▶ _DOCUMENT SECTION_:
====================

What was so special about Iquitos?

TahirShahAuthor3 karma

Ahhhhhh.... So many things, and I'm not thinking that there are 6 women to every man...

It's just so absolutely slap bang in the jungle, and so evocative of Fitzcarraldo... Believe me, drop everything and check it out!

TahirShahAuthor3 karma

And re iquitos, I loved the fact that it was the rubber boom in Europe that created this city in very deep jungle. Like Manaus, in Brazil, iquitos is one of those places which has to been seen to be believed. So incredibly atmospheric.

zahirah732 karma

How did you come up with the idea for Eye Spy?

TahirShahAuthor3 karma

I saw a photo of a box of glass prosthetic eyes... and I was hooked. I couldn't stop thinking about that picture, or about glass eyes. My wife thought I was mad, or rather madder than usual... so she suggested I write a novel about them. So I did. it was a kind of therapy.

Eye Spy is available freeeeee on Amazon Kindle today only. I know I shouldn't plug it, but as it's free (and only today as I say) I think I'm allowed to plug that. :-)

panshir2 karma

Has any one come close to finding those buried golden heads? Is that not a fair question?

TahirShahAuthor3 karma

I'm not sure. It's been quite irritating that people can't find the heads. Grrrr. I guess i should put out some more clues.

atworkaccount1 karma

Are they worth finding? I mean, would the gold pay for the trip to collect them?

TahirShahAuthor4 karma

Forget material wealth and open your heart to the adventure that the journey would provide, and how it would change you... deep down change.

Dabaumb1012 karma

What would you say is the coolest thing you've ever done?

TahirShahAuthor3 karma

Oh, not sure. Ummmm.... probably to fly in a tiny Cessna 172 in the canyon of the Angel Falls when I was 21. I felt like I was a dragonfly in a space to great that I was less than nothing at all.

oldsmell2 karma

What's the most convincing evidence of magic you've seen?

TahirShahAuthor3 karma

Good question. I studied 'stage' magic in Calcutta a million years ago with a teacher and magician called Hakim Feroze. He promised me that he was only a stage magician and insisted that real magic was just illusion performed very well. But he used to do things -- weird things -- that I was certain were real magic. So he is the answer to your question.

mksdnarwhal2 karma

What is the scariest place you've ever been?

TahirShahAuthor2 karma

Again, Pakistani torture jail. It was on the outskirts of peshawar. But I also had some very scary times in Afghanistan under fire.

====================

▶ _DATASET ENTRIES_:
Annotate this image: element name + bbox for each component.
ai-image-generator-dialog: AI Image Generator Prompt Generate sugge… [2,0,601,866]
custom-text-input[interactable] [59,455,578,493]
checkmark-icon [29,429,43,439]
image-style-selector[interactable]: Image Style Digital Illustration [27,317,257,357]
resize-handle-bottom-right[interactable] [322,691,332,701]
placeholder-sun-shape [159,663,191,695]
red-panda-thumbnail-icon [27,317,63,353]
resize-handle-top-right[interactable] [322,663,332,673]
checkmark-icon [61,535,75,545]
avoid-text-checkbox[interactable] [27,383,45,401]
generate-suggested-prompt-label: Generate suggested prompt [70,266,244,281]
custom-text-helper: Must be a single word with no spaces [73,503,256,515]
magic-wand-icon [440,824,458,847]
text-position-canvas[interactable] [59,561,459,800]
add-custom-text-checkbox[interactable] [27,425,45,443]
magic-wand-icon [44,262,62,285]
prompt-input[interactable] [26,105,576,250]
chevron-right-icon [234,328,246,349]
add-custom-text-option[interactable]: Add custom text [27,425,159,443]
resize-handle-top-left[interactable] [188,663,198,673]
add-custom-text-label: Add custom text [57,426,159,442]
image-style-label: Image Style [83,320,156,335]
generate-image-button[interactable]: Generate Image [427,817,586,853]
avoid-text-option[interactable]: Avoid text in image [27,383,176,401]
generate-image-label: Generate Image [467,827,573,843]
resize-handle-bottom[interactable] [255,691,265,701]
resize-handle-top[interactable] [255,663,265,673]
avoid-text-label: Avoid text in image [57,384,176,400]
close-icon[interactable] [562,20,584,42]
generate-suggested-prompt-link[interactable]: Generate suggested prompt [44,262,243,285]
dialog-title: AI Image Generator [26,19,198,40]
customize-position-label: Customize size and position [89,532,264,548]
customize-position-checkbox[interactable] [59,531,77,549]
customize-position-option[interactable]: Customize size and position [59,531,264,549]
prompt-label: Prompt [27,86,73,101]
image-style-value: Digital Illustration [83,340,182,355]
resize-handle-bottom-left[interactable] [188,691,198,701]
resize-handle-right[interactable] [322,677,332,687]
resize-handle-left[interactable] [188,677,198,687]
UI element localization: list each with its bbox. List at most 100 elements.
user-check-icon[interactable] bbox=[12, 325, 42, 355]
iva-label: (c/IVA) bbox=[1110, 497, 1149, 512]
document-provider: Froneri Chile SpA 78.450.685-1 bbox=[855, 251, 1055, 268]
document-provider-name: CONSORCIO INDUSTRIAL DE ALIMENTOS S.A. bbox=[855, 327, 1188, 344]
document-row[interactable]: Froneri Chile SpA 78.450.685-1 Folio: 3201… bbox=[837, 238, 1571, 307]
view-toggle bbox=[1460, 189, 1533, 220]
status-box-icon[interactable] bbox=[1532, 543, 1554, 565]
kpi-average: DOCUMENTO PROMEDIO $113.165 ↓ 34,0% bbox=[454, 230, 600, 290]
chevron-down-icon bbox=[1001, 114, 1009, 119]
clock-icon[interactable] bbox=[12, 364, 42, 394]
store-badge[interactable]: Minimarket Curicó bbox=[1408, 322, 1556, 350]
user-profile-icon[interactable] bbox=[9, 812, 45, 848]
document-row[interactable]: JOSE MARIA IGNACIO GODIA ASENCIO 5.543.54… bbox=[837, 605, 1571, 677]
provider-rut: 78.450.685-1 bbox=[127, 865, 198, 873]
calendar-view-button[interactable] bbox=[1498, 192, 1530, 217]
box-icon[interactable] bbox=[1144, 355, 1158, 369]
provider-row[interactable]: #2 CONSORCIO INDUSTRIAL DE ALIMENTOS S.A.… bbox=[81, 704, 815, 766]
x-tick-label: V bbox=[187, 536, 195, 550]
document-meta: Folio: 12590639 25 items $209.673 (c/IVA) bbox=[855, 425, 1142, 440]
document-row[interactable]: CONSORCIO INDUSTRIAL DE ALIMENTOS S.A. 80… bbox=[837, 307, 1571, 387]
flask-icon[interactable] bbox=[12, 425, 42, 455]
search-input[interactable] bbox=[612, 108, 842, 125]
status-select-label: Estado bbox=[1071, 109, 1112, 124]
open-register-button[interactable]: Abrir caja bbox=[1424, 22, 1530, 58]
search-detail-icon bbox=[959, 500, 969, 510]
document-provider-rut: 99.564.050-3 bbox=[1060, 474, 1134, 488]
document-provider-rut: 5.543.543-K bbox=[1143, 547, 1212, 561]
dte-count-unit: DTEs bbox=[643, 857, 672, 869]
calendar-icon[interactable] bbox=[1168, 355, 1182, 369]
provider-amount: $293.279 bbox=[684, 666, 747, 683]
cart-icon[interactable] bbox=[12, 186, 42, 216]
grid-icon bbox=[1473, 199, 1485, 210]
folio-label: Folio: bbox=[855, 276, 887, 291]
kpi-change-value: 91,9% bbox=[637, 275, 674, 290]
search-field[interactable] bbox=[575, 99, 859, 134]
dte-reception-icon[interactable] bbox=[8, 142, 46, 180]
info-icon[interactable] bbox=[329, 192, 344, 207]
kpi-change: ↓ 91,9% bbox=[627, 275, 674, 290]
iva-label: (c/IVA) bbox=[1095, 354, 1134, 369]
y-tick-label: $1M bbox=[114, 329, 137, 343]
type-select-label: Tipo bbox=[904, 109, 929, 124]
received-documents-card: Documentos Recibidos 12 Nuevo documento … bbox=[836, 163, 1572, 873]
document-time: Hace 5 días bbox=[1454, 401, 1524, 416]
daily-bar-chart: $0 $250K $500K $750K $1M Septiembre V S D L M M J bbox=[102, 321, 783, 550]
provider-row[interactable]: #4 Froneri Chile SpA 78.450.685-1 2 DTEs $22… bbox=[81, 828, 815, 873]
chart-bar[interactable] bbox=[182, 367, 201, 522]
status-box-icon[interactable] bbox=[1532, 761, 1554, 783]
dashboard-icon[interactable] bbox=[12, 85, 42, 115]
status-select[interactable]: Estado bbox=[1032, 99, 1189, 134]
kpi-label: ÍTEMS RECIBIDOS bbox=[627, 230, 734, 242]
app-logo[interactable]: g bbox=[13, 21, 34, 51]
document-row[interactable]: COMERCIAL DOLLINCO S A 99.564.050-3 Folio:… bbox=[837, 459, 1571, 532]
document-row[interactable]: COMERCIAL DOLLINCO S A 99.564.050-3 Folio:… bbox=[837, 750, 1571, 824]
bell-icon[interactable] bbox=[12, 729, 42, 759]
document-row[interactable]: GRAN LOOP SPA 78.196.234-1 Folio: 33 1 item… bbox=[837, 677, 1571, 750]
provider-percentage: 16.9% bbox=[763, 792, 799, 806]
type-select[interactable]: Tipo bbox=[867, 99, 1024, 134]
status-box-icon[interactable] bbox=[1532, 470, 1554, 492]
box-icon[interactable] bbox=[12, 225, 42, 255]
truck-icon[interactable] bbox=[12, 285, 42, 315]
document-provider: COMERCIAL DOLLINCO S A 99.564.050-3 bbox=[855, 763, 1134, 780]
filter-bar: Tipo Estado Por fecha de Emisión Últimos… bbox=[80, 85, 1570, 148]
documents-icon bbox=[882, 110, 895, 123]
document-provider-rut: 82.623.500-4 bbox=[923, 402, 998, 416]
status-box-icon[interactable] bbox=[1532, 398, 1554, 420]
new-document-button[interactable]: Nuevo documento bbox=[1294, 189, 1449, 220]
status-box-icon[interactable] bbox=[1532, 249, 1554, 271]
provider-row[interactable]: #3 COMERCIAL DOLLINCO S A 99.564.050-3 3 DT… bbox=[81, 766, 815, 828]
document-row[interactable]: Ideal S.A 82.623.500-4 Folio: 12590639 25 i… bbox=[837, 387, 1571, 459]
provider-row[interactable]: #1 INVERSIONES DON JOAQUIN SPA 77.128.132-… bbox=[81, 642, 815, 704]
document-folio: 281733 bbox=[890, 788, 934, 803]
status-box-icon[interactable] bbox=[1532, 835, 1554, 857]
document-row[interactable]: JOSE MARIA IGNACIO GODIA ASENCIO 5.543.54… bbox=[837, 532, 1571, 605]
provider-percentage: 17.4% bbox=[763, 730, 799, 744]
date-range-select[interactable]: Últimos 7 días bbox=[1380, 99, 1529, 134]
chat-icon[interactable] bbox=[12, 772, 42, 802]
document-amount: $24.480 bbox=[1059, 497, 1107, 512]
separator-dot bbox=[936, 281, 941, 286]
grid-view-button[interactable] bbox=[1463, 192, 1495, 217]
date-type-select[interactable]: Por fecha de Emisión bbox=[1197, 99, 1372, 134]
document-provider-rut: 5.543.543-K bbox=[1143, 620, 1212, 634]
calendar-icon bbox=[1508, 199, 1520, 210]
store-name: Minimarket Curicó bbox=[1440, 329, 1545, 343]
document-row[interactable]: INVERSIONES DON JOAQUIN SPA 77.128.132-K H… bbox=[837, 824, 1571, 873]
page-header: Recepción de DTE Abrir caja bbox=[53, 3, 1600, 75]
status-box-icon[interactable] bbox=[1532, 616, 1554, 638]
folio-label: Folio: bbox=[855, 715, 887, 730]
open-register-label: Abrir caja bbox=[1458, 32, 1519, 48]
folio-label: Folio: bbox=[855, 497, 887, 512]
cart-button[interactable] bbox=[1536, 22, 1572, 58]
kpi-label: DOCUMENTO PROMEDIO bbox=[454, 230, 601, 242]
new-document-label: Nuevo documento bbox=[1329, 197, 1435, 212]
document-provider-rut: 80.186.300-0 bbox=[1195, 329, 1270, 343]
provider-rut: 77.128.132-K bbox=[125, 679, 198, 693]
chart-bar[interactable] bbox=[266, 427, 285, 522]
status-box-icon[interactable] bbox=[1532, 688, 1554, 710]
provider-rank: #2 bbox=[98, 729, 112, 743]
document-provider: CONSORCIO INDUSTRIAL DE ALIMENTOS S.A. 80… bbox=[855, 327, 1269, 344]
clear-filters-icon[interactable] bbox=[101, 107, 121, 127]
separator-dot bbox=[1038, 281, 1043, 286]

====================

▶ _WORK TO COMPLETE_:
1. Summarize the question-and-answer thread with the author in two sentences.
2. Pick up the question-and-answer thread with the author right after its final reply and continue it.

▶ _YOUR RESPONSES_:
1. The author praises Iquitos as an atmospheric city deep in the jungle that was created by the European rubber boom, and explains that a photo of a box of glass prosthetic eyes led to the novel Eye Spy. The author also names flying a Cessna 172 in the canyon of the Angel Falls as the coolest thing ever done, points to the magician Hakim Feroze as the most convincing evidence of magic, and calls a Pakistani torture jail on the outskirts of Peshawar the scariest place visited.

2.
mksdnarwhal1 karma

Wow, that is extremely terrifying. Because I'm young and have no life experiences like that (yet), the scariest place I've ever been to is the mutter museum. Lots of shrunken heads (which you like), siamese twins, and really scary stuff.

TahirShahAuthor3 karma

I am soooo jealous you've been to the Mutter Museum. I'd give my front teeth to be there right now. Ooooooh, that has to be the wildest place ever. Only the Hunterian Museum in London comes close.

mksdnarwhal1 karma

It's awesome! It scared the shit out of me though. I would've taken pictures, but they don't allow them.

Oh, and my favorite thing there is Chang and Eng's liver. I mean the actual liver. The gift shop is really cool too. There's also some terrifying siamese twin fetuses. And deformed babies.

And a tip for if you ever go there: do the cellphone tour!! It increases the grossness by about 50%

And wow- the Hunterian Museum looks really cool!

TahirShahAuthor3 karma

You saw the real 'Simanese Twins' liver? Wow, I had no idea it was there. Soooo weird. I heard that there's a US army museum with mummified bodies of dead soldiers. I must remember to look into that again.

mccliment2 karma

Dear sa'id, After reading your June 5th blog post-- Q&A on Storytelling and Tradition… and the Tale of the Sands I was trying to "imagine" how to be absorbed in the wind, since that seems like one of the best ways to attempt to perceive/receive your script. I spent the day feeling depressed at my failures and like there was a talon or claw lodged in my sternum. Last night I read from “the child’s story” When I Grow Up @ http://www.aschiana.com/childrenstories/childrenstories.htm which is part of the http://www.aschiana-foundation.org/. The story completely eviscerated me. Do you have a dream/Rx for "Orphic Adepts" to help heal themselves & the orphans of Afghanistan?

TahirShahAuthor3 karma

I don't know if this is an answer: But I dream -- every night -- that I am stepping aboard a magic flying carpet, and am soaring out above the shantytown into the realm of 1001 Nights. It's so incredibly powerful to me... as if it's connecting me with another time.

zahirah732 karma

What was the single most important piece of advice your father ever gave you about writing?

TahirShahAuthor2 karma

Suuuuch a good question, thank you. He told me to write, write, write, write, write. Because he knew -- like I now know -- that writing is a muscle, and if you exercise the muscle it gets stronger.

panshir2 karma

Is the house still haunted with jinn?

TahirShahAuthor3 karma

Alas, I don't think so. We had 24 exorcists and they said the next exorcism wouldn't be due for 10 more years.

splitbranches2 karma

Is there anything fans of your work could do that would help you out as a writer? (Aside from buying your books and telling others about them? :))

TahirShahAuthor3 karma

You know, what is a huuuuuge help to me, is when people post positive reviews (even very very short ones) on AMAZON and on GOOD READS. I am so incredibly indebted to anyone who does this, you have no idea.

zorro6662 karma

Hi Tahir! I've loved your work since I luckily picked up Sorcerer's Apprentice at a bookstore when it came out (mainly because it had such a crazy cover!) Thanks for all the inspiration, insight, and incredible adventures over the years!

If you could help to solve one ancient mystery, what would that be and why?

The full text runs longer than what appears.